Every line of the data must be copied exactly.
-- start of The records --
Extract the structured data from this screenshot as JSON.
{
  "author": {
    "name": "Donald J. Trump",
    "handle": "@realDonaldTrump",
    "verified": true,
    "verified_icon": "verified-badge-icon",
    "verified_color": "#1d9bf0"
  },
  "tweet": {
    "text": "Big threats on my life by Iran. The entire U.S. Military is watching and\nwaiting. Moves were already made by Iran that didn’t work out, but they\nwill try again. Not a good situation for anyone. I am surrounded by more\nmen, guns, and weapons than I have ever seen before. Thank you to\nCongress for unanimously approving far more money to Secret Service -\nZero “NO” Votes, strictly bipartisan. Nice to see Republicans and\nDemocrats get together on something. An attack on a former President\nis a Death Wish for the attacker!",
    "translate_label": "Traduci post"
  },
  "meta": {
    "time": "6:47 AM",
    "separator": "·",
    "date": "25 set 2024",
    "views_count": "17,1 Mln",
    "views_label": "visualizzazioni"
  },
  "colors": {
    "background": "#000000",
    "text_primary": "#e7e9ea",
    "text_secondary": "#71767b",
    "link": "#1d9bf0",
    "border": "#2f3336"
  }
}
-- end of The records --
Answer to the exercise:
Extract the structured data from this screenshot as JSON.
{
  "author": {
    "name": "Donald J. Trump",
    "handle": "@realDonaldTrump",
    "verified": true,
    "verified_icon": "verified-badge-icon",
    "verified_color": "#1d9bf0"
  },
  "tweet": {
    "text": "Big threats on my life by Iran. The entire U.S. Military is watching and\nwaiting. Moves were already made by Iran that didn’t work out, but they\nwill try again. Not a good situation for anyone. I am surrounded by more\nmen, guns, and weapons than I have ever seen before. Thank you to\nCongress for unanimously approving far more money to Secret Service -\nZero “NO” Votes, strictly bipartisan. Nice to see Republicans and\nDemocrats get together on something. An attack on a former President\nis a Death Wish for the attacker!",
    "translate_label": "Traduci post"
  },
  "meta": {
    "time": "6:47 AM",
    "separator": "·",
    "date": "25 set 2024",
    "views_count": "17,1 Mln",
    "views_label": "visualizzazioni"
  },
  "colors": {
    "background": "#000000",
    "text_primary": "#e7e9ea",
    "text_secondary": "#71767b",
    "link": "#1d9bf0",
    "border": "#2f3336"
  }
}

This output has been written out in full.